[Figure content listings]
<<<<
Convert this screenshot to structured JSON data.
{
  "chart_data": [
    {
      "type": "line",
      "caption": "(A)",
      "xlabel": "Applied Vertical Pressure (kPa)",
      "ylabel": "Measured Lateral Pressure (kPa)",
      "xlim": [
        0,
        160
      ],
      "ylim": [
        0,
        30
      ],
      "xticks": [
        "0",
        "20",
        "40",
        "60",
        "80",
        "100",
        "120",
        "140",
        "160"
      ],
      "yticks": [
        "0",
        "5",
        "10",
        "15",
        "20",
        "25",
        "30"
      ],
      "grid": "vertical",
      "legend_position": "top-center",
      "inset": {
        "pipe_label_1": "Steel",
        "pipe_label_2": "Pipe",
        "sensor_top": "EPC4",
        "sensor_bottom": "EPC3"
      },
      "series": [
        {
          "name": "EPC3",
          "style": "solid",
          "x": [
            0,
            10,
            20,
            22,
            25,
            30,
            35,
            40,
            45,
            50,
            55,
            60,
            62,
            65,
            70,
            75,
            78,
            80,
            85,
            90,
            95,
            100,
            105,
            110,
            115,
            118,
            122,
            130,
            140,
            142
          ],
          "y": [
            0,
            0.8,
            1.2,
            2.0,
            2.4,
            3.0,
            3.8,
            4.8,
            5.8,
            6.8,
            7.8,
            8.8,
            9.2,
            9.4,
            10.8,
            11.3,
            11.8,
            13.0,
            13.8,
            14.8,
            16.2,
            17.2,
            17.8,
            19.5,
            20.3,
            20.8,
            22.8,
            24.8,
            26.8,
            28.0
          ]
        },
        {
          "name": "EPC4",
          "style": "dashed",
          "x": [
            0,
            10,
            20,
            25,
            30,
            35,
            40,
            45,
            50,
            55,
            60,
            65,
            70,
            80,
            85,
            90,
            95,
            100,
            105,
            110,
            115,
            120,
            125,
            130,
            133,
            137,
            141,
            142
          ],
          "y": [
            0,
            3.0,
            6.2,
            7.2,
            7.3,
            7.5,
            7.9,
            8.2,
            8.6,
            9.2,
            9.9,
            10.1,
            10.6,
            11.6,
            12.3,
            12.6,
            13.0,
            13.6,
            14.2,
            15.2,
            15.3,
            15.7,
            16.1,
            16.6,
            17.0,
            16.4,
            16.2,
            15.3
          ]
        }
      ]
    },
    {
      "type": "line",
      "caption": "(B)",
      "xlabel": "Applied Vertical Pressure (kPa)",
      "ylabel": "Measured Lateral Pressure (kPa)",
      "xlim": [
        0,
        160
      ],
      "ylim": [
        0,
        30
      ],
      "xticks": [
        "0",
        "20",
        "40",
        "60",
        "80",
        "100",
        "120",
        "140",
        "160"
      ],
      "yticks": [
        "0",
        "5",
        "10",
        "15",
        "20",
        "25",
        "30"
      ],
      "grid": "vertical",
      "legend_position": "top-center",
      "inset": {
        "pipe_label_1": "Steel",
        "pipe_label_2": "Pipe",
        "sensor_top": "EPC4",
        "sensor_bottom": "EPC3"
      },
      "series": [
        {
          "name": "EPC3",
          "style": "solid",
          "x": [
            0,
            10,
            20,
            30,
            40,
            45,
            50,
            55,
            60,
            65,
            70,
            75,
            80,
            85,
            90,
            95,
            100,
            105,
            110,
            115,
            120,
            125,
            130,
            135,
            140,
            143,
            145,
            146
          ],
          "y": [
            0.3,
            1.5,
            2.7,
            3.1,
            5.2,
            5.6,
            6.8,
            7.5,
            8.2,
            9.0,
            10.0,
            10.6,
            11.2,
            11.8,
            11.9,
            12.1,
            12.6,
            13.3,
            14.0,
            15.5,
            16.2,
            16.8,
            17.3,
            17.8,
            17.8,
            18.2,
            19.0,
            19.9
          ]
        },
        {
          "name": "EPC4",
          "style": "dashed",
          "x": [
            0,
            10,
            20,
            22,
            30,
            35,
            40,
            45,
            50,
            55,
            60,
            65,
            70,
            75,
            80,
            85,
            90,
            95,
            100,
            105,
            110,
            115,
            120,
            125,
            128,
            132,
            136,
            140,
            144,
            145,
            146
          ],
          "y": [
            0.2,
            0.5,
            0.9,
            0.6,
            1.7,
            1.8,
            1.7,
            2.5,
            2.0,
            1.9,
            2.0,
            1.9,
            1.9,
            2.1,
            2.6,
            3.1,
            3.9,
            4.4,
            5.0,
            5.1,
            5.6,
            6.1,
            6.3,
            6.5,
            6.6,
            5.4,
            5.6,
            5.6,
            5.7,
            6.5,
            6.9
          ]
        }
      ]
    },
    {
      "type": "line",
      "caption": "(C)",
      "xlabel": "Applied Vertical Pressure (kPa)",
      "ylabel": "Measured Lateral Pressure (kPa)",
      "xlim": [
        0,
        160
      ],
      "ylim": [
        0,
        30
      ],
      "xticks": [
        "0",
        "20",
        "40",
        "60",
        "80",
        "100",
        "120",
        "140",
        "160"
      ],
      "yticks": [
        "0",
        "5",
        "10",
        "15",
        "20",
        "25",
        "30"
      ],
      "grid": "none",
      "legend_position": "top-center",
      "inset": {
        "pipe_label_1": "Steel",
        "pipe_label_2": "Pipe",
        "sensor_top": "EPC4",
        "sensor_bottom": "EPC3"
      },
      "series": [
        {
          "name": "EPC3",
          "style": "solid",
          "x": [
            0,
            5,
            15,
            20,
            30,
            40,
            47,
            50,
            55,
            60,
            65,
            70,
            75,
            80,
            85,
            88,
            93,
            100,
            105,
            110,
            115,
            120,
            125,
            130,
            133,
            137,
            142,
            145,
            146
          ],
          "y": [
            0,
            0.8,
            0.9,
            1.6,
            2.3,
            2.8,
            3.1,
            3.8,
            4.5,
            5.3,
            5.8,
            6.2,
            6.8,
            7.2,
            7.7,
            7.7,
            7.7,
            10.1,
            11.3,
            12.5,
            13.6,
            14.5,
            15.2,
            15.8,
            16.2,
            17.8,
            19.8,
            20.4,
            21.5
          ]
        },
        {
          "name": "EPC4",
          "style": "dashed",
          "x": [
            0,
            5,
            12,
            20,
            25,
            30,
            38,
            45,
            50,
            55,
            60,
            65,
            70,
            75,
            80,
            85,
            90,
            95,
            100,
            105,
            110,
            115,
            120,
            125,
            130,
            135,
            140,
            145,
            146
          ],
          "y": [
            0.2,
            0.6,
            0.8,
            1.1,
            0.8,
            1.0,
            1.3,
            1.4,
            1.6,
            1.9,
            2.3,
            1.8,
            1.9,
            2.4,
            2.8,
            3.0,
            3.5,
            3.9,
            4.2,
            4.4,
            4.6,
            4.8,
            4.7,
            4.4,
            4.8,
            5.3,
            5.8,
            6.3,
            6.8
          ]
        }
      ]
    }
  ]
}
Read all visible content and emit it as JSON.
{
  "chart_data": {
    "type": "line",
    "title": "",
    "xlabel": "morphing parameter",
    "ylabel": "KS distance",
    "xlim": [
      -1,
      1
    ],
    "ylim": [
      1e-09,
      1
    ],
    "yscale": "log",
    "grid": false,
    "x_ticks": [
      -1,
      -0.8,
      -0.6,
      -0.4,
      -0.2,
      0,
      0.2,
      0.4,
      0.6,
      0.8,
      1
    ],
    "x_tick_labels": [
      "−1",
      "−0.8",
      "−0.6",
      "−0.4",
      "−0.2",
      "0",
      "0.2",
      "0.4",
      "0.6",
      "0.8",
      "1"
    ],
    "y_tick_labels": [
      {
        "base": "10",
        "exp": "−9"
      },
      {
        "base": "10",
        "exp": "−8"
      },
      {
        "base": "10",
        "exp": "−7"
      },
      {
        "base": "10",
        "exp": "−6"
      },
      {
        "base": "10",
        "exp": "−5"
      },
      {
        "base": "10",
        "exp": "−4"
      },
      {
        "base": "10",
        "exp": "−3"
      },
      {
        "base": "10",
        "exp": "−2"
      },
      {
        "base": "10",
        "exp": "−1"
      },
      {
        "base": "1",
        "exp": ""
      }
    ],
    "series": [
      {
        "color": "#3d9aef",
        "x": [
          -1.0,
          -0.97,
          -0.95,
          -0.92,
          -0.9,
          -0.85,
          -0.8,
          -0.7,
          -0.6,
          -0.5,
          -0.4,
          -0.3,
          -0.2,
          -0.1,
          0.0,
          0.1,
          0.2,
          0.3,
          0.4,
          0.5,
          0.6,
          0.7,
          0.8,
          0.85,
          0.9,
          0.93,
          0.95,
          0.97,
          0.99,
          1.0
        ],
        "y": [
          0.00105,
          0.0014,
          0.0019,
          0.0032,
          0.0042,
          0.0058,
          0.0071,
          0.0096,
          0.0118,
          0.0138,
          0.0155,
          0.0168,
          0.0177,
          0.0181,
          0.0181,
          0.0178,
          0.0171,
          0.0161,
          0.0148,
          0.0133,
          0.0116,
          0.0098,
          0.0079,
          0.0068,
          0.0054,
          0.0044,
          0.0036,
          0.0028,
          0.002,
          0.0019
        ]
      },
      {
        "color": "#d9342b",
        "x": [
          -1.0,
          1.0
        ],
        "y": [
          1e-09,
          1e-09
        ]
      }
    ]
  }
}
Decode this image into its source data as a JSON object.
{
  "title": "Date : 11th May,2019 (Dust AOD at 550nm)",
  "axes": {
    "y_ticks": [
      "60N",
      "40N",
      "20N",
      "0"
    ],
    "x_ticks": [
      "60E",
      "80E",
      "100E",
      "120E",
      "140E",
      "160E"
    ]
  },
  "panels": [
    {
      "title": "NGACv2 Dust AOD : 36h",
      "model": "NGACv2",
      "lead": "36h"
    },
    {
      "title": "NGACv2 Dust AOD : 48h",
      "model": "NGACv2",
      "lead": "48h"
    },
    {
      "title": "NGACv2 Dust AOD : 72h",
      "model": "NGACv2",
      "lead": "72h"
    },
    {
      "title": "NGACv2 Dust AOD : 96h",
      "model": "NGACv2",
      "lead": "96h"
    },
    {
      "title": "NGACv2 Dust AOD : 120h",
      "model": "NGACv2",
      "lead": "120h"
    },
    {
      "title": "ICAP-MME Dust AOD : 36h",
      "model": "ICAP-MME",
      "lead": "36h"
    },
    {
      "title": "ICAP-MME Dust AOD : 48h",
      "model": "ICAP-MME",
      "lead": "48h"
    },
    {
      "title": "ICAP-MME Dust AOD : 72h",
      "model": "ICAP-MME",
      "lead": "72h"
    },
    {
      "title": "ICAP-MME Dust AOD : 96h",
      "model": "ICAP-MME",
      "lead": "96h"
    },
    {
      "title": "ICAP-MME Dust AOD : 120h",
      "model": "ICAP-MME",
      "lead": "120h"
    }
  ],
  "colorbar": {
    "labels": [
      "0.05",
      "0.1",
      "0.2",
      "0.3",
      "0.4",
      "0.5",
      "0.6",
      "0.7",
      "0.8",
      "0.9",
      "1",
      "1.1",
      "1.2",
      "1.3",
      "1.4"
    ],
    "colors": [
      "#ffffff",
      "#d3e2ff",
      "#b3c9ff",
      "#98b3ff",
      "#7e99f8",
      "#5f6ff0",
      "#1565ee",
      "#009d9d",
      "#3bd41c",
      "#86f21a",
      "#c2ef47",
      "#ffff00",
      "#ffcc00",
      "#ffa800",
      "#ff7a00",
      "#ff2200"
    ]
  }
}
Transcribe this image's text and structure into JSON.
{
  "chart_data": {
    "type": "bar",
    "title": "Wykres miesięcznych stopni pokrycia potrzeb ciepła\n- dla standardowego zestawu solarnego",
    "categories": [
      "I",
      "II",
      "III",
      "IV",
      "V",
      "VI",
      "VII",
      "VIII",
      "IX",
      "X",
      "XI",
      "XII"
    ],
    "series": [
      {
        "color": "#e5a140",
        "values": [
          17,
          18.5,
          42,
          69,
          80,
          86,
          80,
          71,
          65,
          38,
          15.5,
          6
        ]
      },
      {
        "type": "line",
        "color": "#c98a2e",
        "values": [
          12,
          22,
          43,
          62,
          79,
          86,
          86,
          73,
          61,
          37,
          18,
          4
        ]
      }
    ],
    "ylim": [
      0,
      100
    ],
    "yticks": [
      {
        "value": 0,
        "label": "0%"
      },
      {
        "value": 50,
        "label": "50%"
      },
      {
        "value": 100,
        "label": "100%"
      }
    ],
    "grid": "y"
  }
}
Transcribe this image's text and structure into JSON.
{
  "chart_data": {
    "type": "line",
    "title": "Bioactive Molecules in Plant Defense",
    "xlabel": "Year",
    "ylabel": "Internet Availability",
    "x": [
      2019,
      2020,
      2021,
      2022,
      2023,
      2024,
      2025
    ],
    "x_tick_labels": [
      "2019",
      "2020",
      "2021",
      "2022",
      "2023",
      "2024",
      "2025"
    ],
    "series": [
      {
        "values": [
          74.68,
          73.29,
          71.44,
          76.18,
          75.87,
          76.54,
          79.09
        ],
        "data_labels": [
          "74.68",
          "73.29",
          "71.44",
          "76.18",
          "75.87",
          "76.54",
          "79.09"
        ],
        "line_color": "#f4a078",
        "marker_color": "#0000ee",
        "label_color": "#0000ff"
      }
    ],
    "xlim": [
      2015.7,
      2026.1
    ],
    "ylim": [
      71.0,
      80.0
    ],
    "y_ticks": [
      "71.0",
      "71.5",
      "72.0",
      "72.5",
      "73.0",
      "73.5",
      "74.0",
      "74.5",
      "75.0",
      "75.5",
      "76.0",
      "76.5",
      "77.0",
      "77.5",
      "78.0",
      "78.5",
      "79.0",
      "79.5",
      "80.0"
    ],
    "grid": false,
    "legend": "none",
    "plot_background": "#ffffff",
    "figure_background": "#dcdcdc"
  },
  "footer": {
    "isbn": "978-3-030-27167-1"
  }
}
>>>>
— EXERCISE OBJECTIVE —
Search the lines above for the string "Dust" and copy each line that has it.

— FULL RESPONSE —
  "title": "Date : 11th May,2019 (Dust AOD at 550nm)",
      "title": "NGACv2 Dust AOD : 36h",
      "title": "NGACv2 Dust AOD : 48h",
      "title": "NGACv2 Dust AOD : 72h",
      "title": "NGACv2 Dust AOD : 96h",
      "title": "NGACv2 Dust AOD : 120h",
      "title": "ICAP-MME Dust AOD : 36h",
      "title": "ICAP-MME Dust AOD : 48h",
      "title": "ICAP-MME Dust AOD : 72h",
      "title": "ICAP-MME Dust AOD : 96h",
      "title": "ICAP-MME Dust AOD : 120h",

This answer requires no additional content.